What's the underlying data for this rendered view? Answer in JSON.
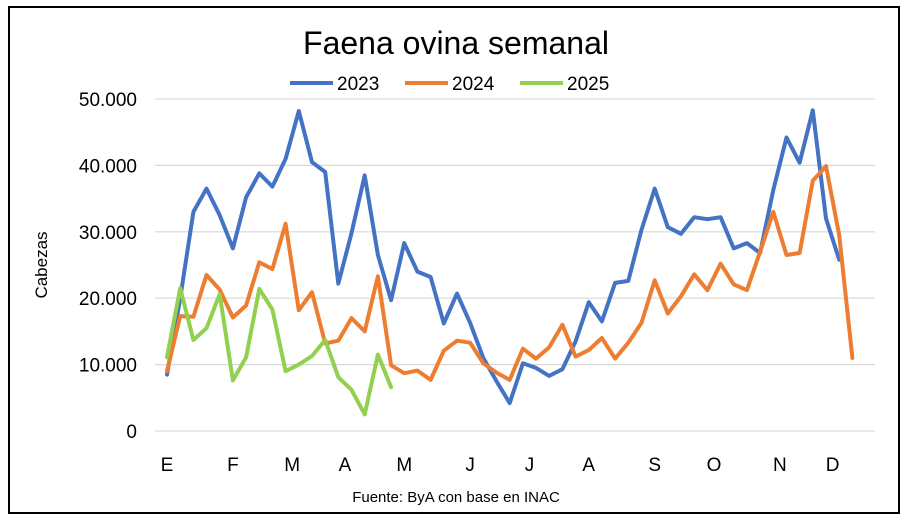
{
  "chart_data": {
    "type": "line",
    "title": "Faena ovina semanal",
    "ylabel": "Cabezas",
    "xlabel": "",
    "source": "Fuente: ByA con base en INAC",
    "ylim": [
      0,
      50000
    ],
    "y_ticks": [
      "0",
      "10.000",
      "20.000",
      "30.000",
      "40.000",
      "50.000"
    ],
    "x_tick_labels": [
      "E",
      "F",
      "M",
      "A",
      "M",
      "J",
      "J",
      "A",
      "S",
      "O",
      "N",
      "D"
    ],
    "x_tick_weeks": [
      1,
      6,
      10.5,
      14.5,
      19,
      24,
      28.5,
      33,
      38,
      42.5,
      47.5,
      51.5
    ],
    "legend_position": "top",
    "grid": true,
    "series": [
      {
        "name": "2023",
        "color": "#4472c4",
        "values": [
          8500,
          20000,
          33000,
          36500,
          32500,
          27500,
          35200,
          38800,
          36800,
          41000,
          48200,
          40500,
          39000,
          22200,
          29800,
          38500,
          26500,
          19700,
          28300,
          24000,
          23200,
          16200,
          20700,
          16300,
          11000,
          7500,
          4200,
          10200,
          9500,
          8300,
          9300,
          13500,
          19400,
          16500,
          22300,
          22600,
          30300,
          36500,
          30700,
          29700,
          32200,
          31900,
          32200,
          27500,
          28300,
          26800,
          36300,
          44200,
          40400,
          48300,
          32000,
          25800
        ]
      },
      {
        "name": "2024",
        "color": "#ed7d31",
        "values": [
          9000,
          17300,
          17200,
          23500,
          21300,
          17100,
          18900,
          25400,
          24400,
          31200,
          18200,
          20900,
          13200,
          13600,
          17000,
          15000,
          23300,
          9900,
          8700,
          9100,
          7700,
          12100,
          13600,
          13300,
          10200,
          8800,
          7700,
          12400,
          10900,
          12600,
          16000,
          11200,
          12200,
          14000,
          10900,
          13300,
          16300,
          22700,
          17700,
          20300,
          23600,
          21200,
          25200,
          22100,
          21200,
          27000,
          33000,
          26500,
          26800,
          37700,
          39900,
          29500,
          11000
        ]
      },
      {
        "name": "2025",
        "color": "#92d050",
        "values": [
          11100,
          21500,
          13700,
          15500,
          20600,
          7600,
          11100,
          21400,
          18300,
          9000,
          10000,
          11300,
          13700,
          8100,
          6200,
          2500,
          11500,
          6600
        ]
      }
    ]
  }
}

☆ ☆ ☆

Copy out the data above exactly, except the pictures.

What's the underlying data for this rendered view? Answer in JSON.
{
  "chart_data": {
    "type": "line",
    "title": "Faena ovina semanal",
    "ylabel": "Cabezas",
    "xlabel": "",
    "source": "Fuente: ByA con base en INAC",
    "ylim": [
      0,
      50000
    ],
    "y_ticks": [
      "0",
      "10.000",
      "20.000",
      "30.000",
      "40.000",
      "50.000"
    ],
    "x_tick_labels": [
      "E",
      "F",
      "M",
      "A",
      "M",
      "J",
      "J",
      "A",
      "S",
      "O",
      "N",
      "D"
    ],
    "x_tick_weeks": [
      1,
      6,
      10.5,
      14.5,
      19,
      24,
      28.5,
      33,
      38,
      42.5,
      47.5,
      51.5
    ],
    "legend_position": "top",
    "grid": true,
    "series": [
      {
        "name": "2023",
        "color": "#4472c4",
        "values": [
          8500,
          20000,
          33000,
          36500,
          32500,
          27500,
          35200,
          38800,
          36800,
          41000,
          48200,
          40500,
          39000,
          22200,
          29800,
          38500,
          26500,
          19700,
          28300,
          24000,
          23200,
          16200,
          20700,
          16300,
          11000,
          7500,
          4200,
          10200,
          9500,
          8300,
          9300,
          13500,
          19400,
          16500,
          22300,
          22600,
          30300,
          36500,
          30700,
          29700,
          32200,
          31900,
          32200,
          27500,
          28300,
          26800,
          36300,
          44200,
          40400,
          48300,
          32000,
          25800
        ]
      },
      {
        "name": "2024",
        "color": "#ed7d31",
        "values": [
          9000,
          17300,
          17200,
          23500,
          21300,
          17100,
          18900,
          25400,
          24400,
          31200,
          18200,
          20900,
          13200,
          13600,
          17000,
          15000,
          23300,
          9900,
          8700,
          9100,
          7700,
          12100,
          13600,
          13300,
          10200,
          8800,
          7700,
          12400,
          10900,
          12600,
          16000,
          11200,
          12200,
          14000,
          10900,
          13300,
          16300,
          22700,
          17700,
          20300,
          23600,
          21200,
          25200,
          22100,
          21200,
          27000,
          33000,
          26500,
          26800,
          37700,
          39900,
          29500,
          11000
        ]
      },
      {
        "name": "2025",
        "color": "#92d050",
        "values": [
          11100,
          21500,
          13700,
          15500,
          20600,
          7600,
          11100,
          21400,
          18300,
          9000,
          10000,
          11300,
          13700,
          8100,
          6200,
          2500,
          11500,
          6600
        ]
      }
    ]
  }
}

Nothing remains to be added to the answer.